Entries from a dataset:

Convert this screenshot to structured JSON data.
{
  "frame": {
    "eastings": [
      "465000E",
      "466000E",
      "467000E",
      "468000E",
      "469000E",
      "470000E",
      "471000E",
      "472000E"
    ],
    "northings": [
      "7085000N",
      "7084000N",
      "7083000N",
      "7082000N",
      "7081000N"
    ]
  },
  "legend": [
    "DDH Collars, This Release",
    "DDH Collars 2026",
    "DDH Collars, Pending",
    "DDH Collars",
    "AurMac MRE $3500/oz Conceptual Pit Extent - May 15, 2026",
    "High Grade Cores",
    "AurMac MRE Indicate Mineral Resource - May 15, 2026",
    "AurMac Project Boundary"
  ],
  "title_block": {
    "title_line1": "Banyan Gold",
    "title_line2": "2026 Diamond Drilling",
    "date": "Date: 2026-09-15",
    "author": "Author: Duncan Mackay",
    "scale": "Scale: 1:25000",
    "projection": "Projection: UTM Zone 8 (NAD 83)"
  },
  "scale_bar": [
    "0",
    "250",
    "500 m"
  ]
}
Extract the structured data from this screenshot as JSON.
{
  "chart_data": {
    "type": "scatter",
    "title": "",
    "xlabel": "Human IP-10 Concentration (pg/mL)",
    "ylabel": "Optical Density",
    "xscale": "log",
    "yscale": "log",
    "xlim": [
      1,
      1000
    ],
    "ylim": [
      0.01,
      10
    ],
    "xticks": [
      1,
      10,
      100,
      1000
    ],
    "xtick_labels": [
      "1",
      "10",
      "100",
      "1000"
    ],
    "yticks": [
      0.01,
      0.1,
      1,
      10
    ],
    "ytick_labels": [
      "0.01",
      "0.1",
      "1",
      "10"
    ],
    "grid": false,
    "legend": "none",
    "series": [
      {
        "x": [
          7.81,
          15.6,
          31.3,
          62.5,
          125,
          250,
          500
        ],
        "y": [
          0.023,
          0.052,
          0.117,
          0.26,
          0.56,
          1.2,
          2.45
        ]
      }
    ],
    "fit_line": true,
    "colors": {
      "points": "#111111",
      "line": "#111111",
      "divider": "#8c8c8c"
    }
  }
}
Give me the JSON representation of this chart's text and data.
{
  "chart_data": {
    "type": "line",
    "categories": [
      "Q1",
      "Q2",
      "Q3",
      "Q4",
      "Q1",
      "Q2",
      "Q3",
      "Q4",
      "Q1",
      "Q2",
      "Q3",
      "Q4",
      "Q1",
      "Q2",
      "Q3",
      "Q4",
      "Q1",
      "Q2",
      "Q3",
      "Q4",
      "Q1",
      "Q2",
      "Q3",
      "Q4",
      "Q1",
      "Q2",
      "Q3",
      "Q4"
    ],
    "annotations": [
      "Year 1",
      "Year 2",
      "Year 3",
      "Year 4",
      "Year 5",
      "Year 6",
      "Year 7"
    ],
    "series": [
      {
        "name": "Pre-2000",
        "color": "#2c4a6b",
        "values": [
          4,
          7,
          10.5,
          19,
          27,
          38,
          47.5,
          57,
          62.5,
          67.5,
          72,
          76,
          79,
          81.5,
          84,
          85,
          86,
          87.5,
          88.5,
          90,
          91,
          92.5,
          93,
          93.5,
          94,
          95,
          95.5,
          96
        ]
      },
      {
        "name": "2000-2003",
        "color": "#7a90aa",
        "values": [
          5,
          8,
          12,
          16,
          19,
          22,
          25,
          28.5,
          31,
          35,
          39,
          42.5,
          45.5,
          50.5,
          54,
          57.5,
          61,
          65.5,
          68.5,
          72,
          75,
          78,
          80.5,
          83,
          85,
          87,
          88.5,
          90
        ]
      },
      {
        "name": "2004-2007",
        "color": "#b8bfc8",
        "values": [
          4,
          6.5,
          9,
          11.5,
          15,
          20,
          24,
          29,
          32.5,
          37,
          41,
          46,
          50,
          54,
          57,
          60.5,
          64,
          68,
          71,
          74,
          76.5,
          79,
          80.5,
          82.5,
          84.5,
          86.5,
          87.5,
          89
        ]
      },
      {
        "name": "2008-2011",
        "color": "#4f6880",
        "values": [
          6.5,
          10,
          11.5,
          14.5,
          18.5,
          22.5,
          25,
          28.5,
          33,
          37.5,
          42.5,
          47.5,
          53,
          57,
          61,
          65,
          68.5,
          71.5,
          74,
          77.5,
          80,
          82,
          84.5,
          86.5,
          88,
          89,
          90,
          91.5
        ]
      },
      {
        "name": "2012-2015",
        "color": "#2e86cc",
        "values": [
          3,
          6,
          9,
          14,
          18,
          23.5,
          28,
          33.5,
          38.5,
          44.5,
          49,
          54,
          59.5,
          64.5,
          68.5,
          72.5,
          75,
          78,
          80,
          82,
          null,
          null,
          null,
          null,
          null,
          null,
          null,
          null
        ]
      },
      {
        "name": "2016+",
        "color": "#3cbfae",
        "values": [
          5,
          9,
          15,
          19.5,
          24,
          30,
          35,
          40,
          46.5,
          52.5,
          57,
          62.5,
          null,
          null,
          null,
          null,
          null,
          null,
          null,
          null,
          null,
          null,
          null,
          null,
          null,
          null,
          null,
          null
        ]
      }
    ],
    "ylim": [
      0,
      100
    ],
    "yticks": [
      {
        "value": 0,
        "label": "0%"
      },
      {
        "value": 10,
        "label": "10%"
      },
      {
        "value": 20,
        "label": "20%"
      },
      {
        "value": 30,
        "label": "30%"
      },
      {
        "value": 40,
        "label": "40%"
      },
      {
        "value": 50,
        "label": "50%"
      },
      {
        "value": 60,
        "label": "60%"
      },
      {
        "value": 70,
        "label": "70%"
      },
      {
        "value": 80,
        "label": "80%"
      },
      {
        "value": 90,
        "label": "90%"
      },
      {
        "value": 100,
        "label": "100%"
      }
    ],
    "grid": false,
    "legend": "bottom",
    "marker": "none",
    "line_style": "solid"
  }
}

YOUR TASK:
Count the lines of the data that contain the string "name", and reply with that number alone.

ANSWER:
6